WHAT YOU WILL DO:
Copy out all the lines in the records that include the word "wavelet".

SUPPLIED ENTRIES:
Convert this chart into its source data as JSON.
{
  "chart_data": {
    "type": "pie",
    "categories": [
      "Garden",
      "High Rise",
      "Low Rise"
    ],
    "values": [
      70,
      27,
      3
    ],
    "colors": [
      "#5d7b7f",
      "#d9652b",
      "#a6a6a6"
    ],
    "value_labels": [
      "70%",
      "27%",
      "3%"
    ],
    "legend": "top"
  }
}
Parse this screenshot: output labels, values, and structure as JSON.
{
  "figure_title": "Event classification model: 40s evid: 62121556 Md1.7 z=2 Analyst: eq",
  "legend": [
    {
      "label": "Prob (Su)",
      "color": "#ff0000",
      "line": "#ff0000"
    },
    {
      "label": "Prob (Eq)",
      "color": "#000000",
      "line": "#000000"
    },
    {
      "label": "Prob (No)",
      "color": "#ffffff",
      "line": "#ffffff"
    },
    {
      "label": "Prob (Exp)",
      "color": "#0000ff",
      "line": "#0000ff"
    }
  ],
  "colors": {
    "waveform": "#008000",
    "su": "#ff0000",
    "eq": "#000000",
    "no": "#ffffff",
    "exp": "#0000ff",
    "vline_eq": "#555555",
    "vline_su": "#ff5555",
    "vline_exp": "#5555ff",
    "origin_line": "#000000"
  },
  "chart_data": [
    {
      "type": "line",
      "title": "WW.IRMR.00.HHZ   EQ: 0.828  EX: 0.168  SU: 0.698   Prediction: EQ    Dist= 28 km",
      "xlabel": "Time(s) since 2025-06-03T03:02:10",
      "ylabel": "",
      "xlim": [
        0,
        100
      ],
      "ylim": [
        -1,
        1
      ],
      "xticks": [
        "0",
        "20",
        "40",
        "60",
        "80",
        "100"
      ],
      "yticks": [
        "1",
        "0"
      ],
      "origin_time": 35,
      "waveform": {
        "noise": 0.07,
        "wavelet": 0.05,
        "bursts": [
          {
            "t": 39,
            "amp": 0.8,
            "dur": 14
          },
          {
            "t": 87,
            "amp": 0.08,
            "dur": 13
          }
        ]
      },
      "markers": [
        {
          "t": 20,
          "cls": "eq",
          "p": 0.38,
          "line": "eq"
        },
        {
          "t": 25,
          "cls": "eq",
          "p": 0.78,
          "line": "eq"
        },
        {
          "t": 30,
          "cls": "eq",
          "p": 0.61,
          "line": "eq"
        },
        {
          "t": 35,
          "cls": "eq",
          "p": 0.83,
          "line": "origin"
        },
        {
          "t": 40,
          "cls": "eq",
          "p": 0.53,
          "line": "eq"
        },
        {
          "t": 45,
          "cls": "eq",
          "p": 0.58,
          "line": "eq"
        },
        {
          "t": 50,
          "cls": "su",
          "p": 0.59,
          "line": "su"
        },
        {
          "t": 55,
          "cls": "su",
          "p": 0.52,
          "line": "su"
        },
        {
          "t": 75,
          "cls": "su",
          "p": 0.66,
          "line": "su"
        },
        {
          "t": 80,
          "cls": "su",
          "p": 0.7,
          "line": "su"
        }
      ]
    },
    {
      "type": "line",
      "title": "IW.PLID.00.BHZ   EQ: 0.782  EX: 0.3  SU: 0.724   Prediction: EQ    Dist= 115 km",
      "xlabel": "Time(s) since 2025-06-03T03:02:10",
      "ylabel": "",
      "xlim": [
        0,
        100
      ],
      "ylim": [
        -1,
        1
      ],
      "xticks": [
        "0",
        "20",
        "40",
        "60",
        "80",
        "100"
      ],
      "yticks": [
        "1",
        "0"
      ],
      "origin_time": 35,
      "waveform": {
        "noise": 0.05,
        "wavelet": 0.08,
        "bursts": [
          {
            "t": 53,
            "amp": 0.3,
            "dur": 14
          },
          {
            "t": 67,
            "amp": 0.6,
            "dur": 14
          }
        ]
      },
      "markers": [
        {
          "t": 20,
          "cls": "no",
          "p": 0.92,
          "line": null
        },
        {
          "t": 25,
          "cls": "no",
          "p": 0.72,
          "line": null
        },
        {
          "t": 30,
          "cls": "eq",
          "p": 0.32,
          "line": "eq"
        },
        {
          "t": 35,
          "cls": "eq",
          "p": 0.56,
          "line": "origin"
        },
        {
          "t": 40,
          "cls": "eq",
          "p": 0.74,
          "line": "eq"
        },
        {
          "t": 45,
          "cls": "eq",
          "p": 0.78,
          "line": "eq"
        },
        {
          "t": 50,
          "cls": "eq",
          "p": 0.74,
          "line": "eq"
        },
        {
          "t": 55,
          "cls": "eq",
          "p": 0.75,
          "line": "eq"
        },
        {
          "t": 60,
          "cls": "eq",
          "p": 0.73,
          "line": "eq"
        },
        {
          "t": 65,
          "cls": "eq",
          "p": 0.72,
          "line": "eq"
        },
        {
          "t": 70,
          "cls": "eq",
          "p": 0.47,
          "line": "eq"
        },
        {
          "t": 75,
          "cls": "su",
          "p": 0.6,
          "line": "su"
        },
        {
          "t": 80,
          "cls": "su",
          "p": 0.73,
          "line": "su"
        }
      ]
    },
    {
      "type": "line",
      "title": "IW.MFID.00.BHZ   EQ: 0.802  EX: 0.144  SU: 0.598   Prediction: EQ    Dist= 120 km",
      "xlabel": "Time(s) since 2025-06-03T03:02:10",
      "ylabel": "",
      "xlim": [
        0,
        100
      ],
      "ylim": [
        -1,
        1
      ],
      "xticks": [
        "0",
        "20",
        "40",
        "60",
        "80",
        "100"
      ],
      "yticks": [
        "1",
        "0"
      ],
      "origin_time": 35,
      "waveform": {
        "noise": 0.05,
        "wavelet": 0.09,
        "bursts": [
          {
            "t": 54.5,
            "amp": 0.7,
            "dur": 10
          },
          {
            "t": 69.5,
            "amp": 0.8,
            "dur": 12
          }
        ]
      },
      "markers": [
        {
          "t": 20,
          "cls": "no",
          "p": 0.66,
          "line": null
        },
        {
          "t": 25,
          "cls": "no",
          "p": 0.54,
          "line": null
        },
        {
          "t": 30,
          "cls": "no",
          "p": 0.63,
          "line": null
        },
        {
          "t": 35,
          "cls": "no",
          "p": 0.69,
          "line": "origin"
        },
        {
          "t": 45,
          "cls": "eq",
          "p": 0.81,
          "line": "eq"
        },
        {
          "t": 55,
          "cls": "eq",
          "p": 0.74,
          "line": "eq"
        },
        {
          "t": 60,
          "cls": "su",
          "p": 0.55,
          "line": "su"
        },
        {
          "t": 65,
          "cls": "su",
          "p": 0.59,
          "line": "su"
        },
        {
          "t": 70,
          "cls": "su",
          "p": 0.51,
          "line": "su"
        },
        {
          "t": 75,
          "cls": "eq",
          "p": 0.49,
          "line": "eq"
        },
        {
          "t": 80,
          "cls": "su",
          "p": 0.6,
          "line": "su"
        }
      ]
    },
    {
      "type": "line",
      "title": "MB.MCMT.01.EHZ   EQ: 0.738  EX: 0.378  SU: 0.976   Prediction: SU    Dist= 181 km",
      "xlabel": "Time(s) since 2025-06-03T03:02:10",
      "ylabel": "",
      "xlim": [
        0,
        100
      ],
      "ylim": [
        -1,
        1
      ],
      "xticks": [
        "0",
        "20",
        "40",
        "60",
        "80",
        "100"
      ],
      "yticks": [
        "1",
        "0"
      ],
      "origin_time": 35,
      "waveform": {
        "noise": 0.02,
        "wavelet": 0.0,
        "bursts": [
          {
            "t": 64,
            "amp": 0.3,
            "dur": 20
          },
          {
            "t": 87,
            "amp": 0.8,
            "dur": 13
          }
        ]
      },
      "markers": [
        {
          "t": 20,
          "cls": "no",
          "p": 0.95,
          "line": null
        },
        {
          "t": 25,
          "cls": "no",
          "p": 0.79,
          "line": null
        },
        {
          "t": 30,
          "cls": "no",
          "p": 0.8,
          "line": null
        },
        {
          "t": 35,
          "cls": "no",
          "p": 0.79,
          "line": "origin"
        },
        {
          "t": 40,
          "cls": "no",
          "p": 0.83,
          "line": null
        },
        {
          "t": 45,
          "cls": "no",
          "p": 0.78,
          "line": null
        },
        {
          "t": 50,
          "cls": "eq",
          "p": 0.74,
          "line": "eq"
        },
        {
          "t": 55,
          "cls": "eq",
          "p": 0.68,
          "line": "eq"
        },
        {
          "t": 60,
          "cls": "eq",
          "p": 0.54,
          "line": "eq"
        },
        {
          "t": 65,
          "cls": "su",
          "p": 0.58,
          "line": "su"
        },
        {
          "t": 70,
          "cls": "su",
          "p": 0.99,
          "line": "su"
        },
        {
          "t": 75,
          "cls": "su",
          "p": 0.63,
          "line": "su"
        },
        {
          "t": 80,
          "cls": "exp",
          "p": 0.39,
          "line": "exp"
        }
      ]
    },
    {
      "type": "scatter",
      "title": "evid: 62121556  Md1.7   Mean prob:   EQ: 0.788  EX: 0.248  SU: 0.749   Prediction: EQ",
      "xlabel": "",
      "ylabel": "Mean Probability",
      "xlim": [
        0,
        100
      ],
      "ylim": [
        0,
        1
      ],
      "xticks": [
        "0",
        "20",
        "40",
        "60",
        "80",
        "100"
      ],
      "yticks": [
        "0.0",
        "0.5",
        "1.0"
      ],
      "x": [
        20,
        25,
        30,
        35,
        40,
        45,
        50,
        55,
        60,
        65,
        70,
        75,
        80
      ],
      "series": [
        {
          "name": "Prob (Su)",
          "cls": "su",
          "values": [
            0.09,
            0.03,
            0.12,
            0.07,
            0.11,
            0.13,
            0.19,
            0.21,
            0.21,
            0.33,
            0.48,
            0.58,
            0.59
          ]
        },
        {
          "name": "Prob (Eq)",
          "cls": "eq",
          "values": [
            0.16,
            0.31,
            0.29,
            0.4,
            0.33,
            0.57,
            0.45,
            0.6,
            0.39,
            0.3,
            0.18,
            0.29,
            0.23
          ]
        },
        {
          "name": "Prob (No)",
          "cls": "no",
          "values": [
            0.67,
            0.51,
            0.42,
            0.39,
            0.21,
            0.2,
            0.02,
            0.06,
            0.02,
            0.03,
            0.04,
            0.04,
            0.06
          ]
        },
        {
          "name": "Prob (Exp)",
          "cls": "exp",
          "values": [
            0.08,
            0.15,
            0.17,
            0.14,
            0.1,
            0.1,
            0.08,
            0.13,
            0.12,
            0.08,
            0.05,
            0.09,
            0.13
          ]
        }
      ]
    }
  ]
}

COMPLETED TASK:
        "wavelet": 0.05,
        "wavelet": 0.08,
        "wavelet": 0.09,
        "wavelet": 0.0,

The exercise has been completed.